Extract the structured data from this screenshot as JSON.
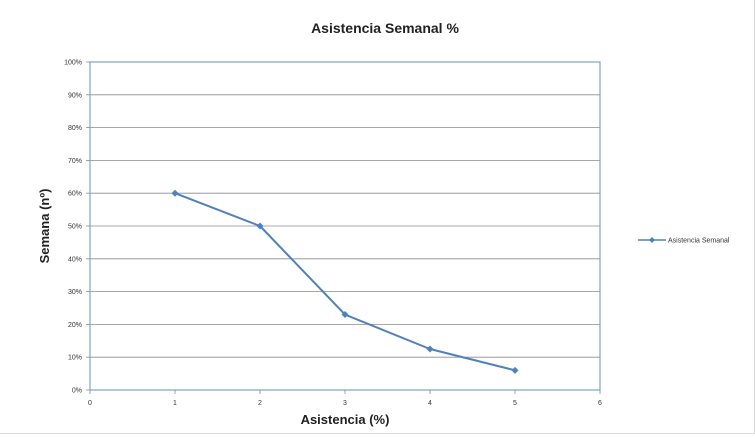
{
  "chart_data": {
    "type": "line",
    "title": "Asistencia Semanal %",
    "xlabel": "Asistencia (%)",
    "ylabel": "Semana (nº)",
    "xlim": [
      0,
      6
    ],
    "ylim": [
      0,
      1
    ],
    "x_ticks": [
      "0",
      "1",
      "2",
      "3",
      "4",
      "5",
      "6"
    ],
    "y_ticks": [
      "0%",
      "10%",
      "20%",
      "30%",
      "40%",
      "50%",
      "60%",
      "70%",
      "80%",
      "90%",
      "100%"
    ],
    "grid": true,
    "legend_position": "right",
    "series": [
      {
        "name": "Asistencia Semanal",
        "color": "#4f81bd",
        "x": [
          1,
          2,
          3,
          4,
          5
        ],
        "y": [
          0.6,
          0.5,
          0.23,
          0.125,
          0.06
        ]
      }
    ]
  }
}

- _Given request_
Go through the records and pull out each line that includes the word "Asistencia".

- _Response to this task_
    "title": "Asistencia Semanal %",
    "xlabel": "Asistencia (%)",
        "name": "Asistencia Semanal",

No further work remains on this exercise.